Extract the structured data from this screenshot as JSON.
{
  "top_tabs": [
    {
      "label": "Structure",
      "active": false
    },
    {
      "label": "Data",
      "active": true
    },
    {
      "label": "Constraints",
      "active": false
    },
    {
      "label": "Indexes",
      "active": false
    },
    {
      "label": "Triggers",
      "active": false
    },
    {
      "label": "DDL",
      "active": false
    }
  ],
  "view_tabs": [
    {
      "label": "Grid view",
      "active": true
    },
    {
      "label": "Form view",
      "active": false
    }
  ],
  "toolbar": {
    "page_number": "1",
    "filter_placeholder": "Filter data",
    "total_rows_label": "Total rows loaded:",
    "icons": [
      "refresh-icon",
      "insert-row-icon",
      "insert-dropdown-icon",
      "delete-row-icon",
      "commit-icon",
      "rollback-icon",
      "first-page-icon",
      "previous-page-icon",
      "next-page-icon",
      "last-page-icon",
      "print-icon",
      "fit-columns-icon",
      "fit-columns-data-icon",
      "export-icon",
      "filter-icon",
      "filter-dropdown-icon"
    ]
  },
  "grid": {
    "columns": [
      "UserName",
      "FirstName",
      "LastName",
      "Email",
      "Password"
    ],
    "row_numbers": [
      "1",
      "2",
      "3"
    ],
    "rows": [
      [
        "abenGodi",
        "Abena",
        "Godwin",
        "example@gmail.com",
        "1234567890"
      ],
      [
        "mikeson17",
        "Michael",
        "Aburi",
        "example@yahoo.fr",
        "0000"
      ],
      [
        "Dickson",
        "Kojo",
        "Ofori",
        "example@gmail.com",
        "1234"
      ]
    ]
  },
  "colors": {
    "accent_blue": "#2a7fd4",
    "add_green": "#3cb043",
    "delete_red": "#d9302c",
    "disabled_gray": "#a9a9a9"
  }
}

+--

DESCRIPTION OF THE TASK
Transcribe every entry exactly, omitting nothing.

EXERCISE RESPONSE
Extract the structured data from this screenshot as JSON.
{
  "top_tabs": [
    {
      "label": "Structure",
      "active": false
    },
    {
      "label": "Data",
      "active": true
    },
    {
      "label": "Constraints",
      "active": false
    },
    {
      "label": "Indexes",
      "active": false
    },
    {
      "label": "Triggers",
      "active": false
    },
    {
      "label": "DDL",
      "active": false
    }
  ],
  "view_tabs": [
    {
      "label": "Grid view",
      "active": true
    },
    {
      "label": "Form view",
      "active": false
    }
  ],
  "toolbar": {
    "page_number": "1",
    "filter_placeholder": "Filter data",
    "total_rows_label": "Total rows loaded:",
    "icons": [
      "refresh-icon",
      "insert-row-icon",
      "insert-dropdown-icon",
      "delete-row-icon",
      "commit-icon",
      "rollback-icon",
      "first-page-icon",
      "previous-page-icon",
      "next-page-icon",
      "last-page-icon",
      "print-icon",
      "fit-columns-icon",
      "fit-columns-data-icon",
      "export-icon",
      "filter-icon",
      "filter-dropdown-icon"
    ]
  },
  "grid": {
    "columns": [
      "UserName",
      "FirstName",
      "LastName",
      "Email",
      "Password"
    ],
    "row_numbers": [
      "1",
      "2",
      "3"
    ],
    "rows": [
      [
        "abenGodi",
        "Abena",
        "Godwin",
        "example@gmail.com",
        "1234567890"
      ],
      [
        "mikeson17",
        "Michael",
        "Aburi",
        "example@yahoo.fr",
        "0000"
      ],
      [
        "Dickson",
        "Kojo",
        "Ofori",
        "example@gmail.com",
        "1234"
      ]
    ]
  },
  "colors": {
    "accent_blue": "#2a7fd4",
    "add_green": "#3cb043",
    "delete_red": "#d9302c",
    "disabled_gray": "#a9a9a9"
  }
}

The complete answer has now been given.